DATASET ENTRIES
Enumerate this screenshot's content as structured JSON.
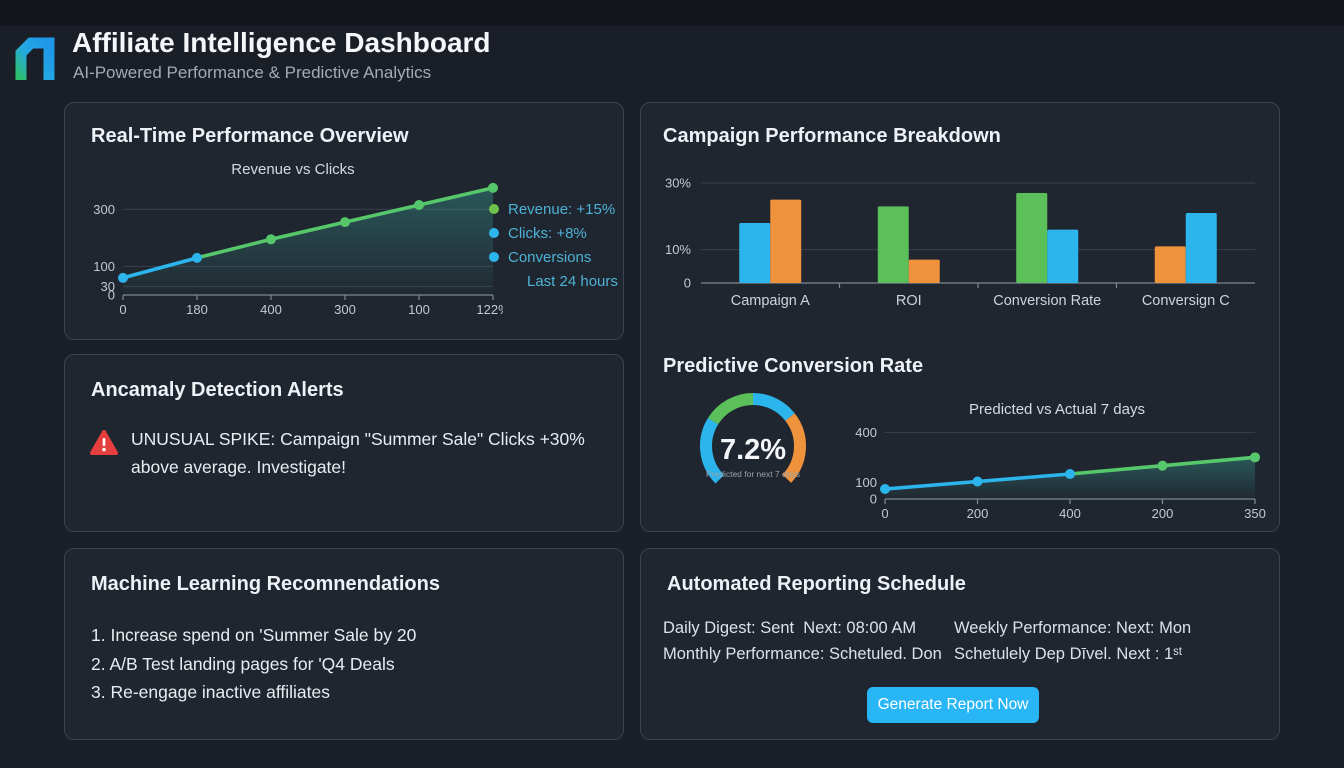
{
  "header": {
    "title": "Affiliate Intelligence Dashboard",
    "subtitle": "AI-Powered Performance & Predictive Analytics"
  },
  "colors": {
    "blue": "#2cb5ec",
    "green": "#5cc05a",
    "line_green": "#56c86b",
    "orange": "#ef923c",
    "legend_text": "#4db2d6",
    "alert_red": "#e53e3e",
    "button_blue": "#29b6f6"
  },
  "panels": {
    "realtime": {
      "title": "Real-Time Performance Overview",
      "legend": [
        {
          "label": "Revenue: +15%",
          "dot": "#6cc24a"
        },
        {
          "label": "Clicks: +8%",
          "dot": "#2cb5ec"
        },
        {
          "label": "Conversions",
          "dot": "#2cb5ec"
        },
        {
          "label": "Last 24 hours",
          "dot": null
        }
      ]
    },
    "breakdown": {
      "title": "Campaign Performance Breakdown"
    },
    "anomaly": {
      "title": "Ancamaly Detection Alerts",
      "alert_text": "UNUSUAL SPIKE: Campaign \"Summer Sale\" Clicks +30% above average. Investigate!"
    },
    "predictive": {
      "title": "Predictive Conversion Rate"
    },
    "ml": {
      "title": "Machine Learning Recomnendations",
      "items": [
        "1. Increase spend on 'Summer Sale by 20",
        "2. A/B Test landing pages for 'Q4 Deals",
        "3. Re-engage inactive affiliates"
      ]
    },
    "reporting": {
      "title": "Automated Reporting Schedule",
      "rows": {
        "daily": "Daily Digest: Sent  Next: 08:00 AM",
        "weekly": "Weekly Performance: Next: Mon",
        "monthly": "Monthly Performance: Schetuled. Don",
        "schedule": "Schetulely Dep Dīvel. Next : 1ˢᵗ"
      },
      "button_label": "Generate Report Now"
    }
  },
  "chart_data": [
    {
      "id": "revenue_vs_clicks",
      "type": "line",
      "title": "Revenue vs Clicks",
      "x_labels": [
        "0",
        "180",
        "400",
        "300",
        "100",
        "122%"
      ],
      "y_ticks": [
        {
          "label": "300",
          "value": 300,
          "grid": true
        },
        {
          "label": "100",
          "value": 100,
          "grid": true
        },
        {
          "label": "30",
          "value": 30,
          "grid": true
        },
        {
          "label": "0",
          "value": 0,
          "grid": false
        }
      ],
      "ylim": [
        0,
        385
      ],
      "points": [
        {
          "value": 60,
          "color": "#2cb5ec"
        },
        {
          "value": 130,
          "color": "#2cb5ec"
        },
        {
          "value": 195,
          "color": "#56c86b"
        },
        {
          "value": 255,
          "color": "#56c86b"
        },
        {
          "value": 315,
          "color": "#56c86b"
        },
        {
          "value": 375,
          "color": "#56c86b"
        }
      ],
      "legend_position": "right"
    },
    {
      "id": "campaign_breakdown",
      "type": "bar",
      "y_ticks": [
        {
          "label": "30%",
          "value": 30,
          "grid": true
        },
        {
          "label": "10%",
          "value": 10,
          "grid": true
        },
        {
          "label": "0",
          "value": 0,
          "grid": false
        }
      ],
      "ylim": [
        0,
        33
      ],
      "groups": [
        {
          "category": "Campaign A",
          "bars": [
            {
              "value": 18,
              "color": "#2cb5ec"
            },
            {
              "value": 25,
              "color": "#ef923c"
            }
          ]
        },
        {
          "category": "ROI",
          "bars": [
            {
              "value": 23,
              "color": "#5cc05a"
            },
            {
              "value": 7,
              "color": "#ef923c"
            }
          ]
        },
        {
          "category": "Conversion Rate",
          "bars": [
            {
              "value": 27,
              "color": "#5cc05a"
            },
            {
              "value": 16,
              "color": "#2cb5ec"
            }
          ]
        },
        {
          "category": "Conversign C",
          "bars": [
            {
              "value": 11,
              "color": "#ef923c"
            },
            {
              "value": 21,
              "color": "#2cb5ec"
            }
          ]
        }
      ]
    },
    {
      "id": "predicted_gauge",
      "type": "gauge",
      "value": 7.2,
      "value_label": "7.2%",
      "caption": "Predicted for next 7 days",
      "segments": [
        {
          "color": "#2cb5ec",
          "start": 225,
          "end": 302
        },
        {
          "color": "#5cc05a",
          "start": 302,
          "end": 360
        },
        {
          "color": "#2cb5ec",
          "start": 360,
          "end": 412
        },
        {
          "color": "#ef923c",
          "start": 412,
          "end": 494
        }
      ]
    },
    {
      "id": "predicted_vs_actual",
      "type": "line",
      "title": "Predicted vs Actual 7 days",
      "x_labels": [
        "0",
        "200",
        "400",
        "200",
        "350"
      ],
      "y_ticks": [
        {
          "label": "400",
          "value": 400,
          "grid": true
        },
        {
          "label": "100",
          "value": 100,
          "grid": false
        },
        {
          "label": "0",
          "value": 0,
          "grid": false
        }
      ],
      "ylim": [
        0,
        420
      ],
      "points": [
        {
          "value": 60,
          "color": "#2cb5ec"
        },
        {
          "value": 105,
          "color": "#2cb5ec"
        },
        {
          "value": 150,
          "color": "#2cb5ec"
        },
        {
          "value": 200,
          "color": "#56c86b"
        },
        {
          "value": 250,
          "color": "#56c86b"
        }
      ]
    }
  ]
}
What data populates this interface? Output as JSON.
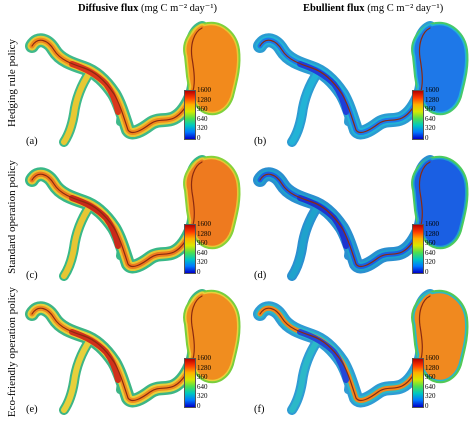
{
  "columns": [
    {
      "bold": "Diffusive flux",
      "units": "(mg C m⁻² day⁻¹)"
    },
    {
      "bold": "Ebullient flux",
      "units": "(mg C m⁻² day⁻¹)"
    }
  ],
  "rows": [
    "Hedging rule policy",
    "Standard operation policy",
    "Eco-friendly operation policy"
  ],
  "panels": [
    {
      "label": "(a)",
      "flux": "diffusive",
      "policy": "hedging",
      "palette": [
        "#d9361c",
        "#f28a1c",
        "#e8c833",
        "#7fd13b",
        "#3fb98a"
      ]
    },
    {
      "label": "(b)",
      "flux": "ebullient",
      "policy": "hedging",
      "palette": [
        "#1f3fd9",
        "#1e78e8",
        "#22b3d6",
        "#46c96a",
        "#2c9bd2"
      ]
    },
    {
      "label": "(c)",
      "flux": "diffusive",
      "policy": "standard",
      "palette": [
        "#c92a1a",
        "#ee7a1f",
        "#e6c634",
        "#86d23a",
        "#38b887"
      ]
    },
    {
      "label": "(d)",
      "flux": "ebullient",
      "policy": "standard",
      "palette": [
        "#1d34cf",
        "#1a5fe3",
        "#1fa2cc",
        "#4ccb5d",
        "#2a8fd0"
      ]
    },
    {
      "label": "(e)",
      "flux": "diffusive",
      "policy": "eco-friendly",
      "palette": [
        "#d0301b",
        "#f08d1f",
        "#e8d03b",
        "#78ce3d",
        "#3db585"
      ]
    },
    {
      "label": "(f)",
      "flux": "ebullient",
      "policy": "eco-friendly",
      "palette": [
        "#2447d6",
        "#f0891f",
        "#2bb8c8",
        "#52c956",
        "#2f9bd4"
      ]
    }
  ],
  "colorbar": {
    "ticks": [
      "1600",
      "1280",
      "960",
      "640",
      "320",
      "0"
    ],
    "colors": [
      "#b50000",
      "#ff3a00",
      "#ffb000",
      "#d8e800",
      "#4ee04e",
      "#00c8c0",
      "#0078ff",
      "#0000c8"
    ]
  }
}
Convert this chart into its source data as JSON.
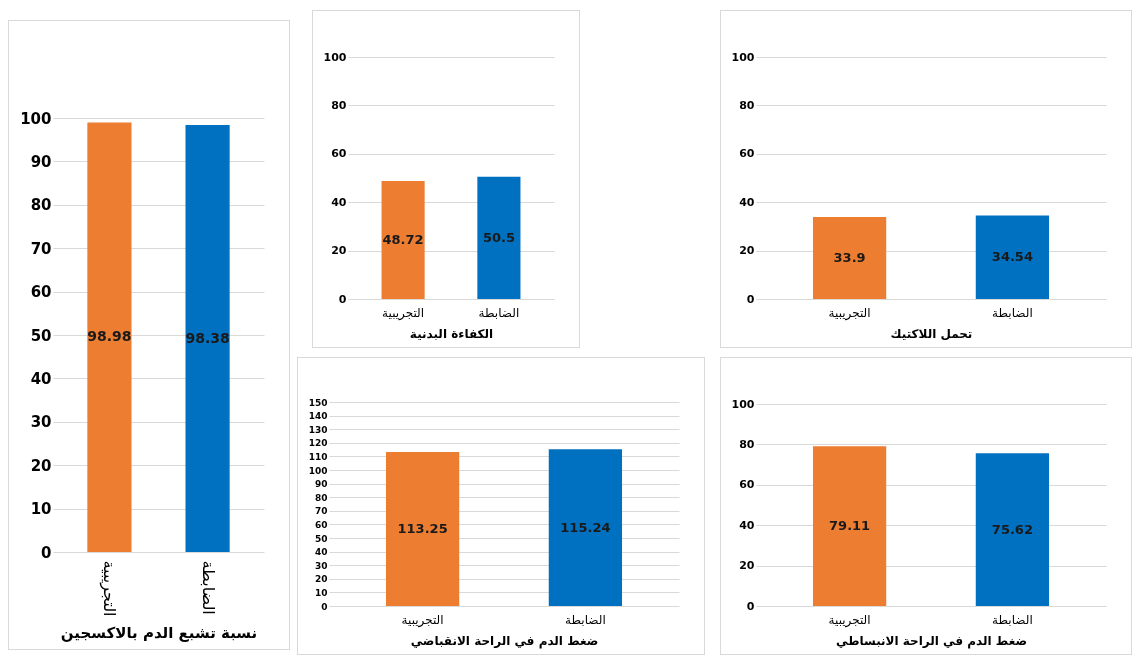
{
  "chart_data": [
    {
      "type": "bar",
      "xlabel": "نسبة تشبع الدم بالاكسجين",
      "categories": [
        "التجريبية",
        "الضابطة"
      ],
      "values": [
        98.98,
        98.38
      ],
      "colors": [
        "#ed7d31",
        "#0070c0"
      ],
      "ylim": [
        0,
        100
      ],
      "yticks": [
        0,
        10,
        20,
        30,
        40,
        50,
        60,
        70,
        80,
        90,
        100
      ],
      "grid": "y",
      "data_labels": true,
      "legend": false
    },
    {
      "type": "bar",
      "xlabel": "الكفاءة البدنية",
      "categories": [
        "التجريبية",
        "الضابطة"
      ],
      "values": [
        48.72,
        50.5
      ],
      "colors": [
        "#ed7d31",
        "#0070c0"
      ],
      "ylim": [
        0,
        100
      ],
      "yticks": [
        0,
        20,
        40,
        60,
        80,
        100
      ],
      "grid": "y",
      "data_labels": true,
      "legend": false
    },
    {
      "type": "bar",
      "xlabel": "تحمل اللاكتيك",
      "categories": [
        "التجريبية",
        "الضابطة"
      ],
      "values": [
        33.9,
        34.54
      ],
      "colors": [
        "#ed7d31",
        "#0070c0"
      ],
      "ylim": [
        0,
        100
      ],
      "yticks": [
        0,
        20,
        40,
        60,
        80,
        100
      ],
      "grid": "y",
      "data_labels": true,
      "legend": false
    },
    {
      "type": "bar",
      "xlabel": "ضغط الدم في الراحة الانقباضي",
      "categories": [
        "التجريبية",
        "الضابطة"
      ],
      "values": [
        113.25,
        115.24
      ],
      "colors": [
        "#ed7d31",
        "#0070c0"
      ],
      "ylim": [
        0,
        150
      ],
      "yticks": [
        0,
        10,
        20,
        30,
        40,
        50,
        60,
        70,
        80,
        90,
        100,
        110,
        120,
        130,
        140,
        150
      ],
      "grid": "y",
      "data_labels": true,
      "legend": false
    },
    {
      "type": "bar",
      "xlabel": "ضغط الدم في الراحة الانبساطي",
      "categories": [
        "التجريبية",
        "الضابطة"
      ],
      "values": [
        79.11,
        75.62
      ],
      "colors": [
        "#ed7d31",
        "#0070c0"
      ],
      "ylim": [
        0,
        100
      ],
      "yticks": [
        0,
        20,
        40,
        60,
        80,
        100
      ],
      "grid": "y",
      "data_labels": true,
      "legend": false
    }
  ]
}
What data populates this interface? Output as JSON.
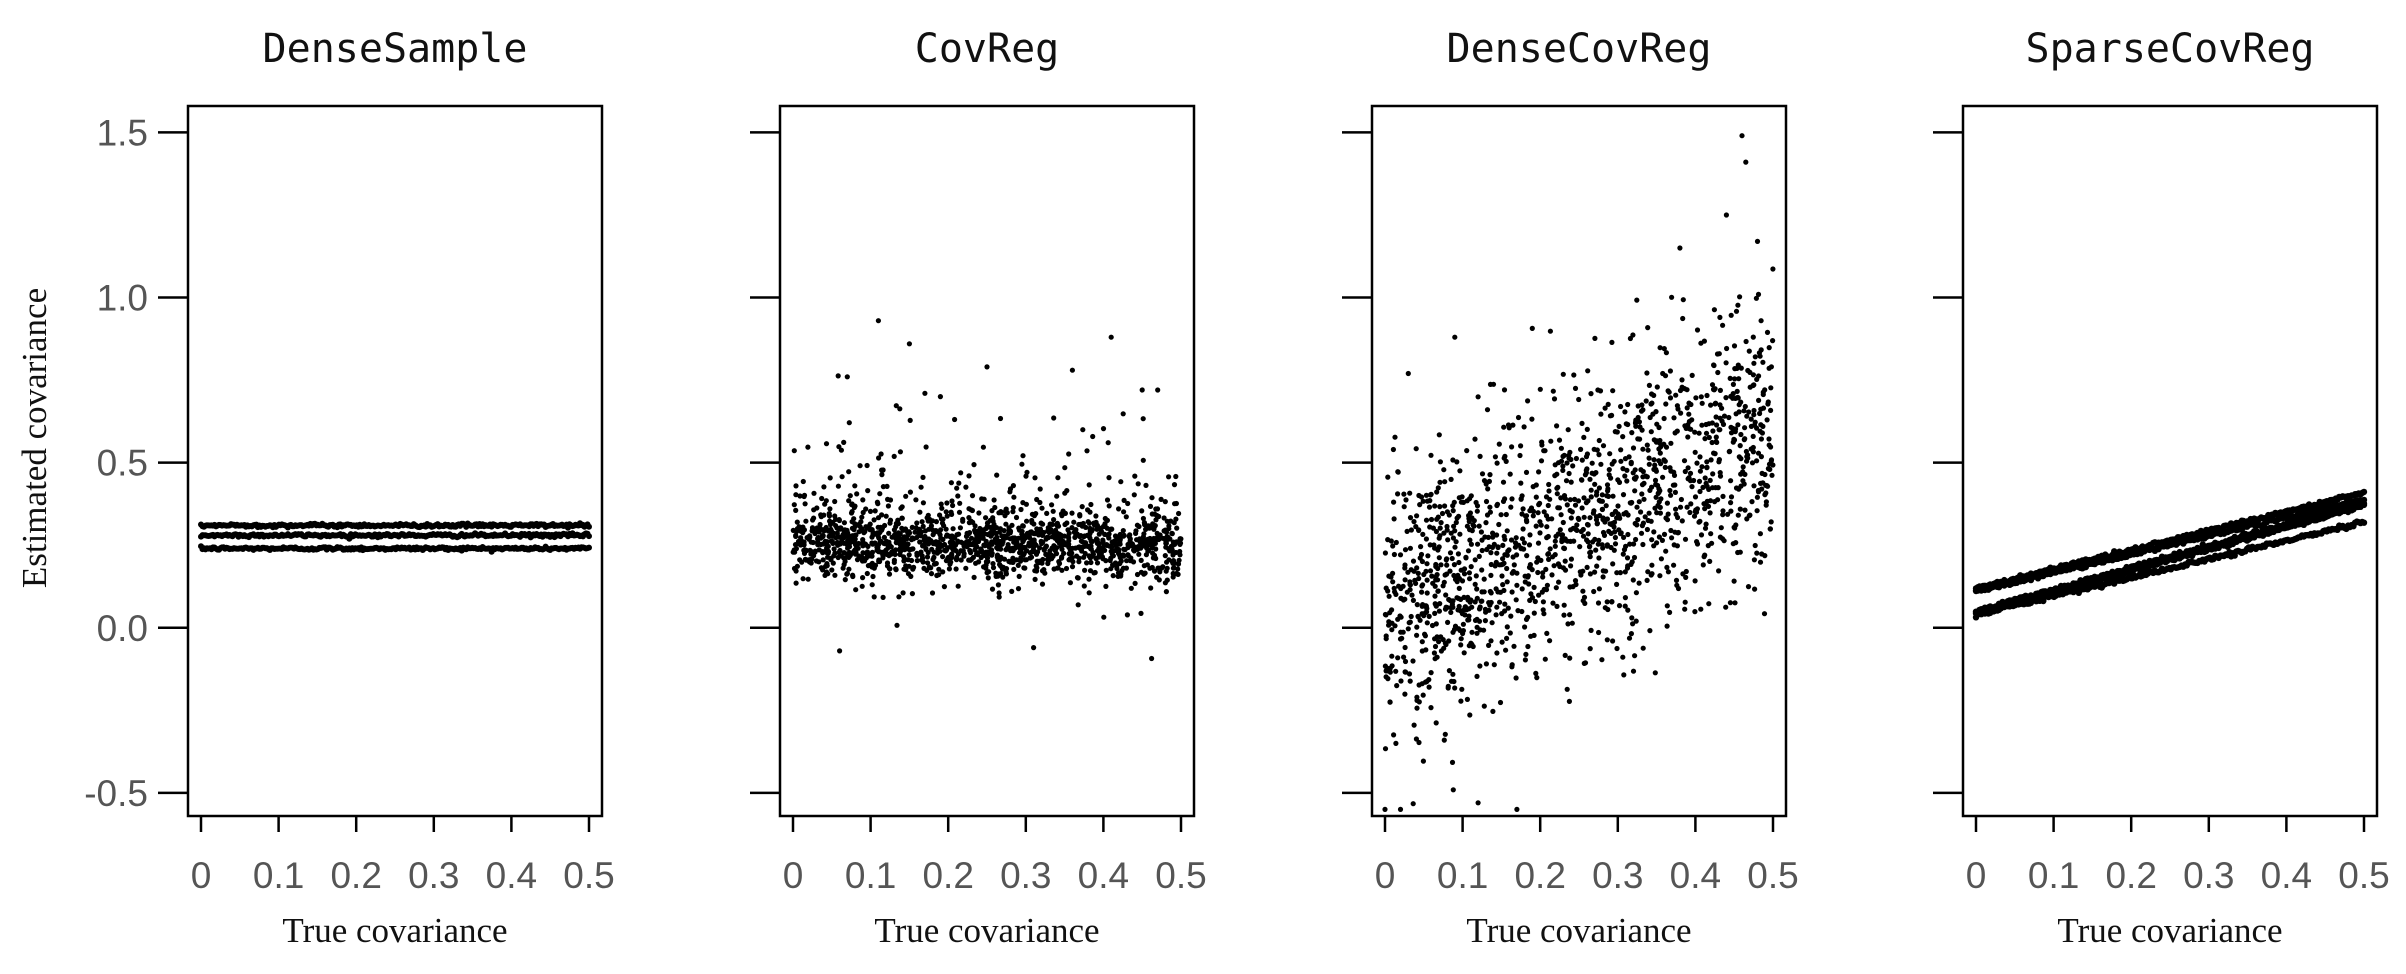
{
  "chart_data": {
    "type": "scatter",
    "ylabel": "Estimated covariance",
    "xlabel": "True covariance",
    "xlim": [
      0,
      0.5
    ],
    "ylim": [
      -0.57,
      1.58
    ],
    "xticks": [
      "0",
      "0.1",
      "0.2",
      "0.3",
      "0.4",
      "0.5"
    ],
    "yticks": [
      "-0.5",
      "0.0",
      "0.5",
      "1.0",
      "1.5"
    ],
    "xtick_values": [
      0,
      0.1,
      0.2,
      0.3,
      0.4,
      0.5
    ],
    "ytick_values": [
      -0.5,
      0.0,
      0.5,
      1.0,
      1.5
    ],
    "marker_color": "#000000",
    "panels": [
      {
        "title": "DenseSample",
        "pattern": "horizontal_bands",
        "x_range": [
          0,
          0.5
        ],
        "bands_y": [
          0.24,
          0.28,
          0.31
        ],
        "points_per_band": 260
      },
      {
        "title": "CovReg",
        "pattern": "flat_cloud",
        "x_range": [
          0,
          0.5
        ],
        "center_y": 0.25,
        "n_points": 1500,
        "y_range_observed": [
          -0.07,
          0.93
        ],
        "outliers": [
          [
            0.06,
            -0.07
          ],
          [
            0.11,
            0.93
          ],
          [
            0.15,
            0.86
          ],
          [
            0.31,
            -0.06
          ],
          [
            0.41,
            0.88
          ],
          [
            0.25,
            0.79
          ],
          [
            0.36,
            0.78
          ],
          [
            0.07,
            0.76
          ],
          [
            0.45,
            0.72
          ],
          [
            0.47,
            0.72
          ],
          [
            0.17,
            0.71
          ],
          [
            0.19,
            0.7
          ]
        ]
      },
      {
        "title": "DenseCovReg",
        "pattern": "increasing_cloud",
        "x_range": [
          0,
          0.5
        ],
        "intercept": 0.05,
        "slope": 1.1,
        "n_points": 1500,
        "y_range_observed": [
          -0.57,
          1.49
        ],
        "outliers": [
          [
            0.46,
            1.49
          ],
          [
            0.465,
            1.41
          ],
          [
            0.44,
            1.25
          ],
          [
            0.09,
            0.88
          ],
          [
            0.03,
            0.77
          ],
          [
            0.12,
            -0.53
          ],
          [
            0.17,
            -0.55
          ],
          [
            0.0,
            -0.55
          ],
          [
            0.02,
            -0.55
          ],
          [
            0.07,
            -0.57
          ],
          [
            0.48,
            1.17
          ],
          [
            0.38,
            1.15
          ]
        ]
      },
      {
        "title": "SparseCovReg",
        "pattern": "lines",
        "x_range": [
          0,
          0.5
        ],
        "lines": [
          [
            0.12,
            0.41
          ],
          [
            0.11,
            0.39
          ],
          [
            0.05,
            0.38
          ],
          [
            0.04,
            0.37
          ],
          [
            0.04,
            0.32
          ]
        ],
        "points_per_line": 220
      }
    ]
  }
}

WHAT THIS TASK INVOLVES
Your answer should be a single number: the count of lines in these records that hold the string "operation".

PROBLEM SOLUTION
2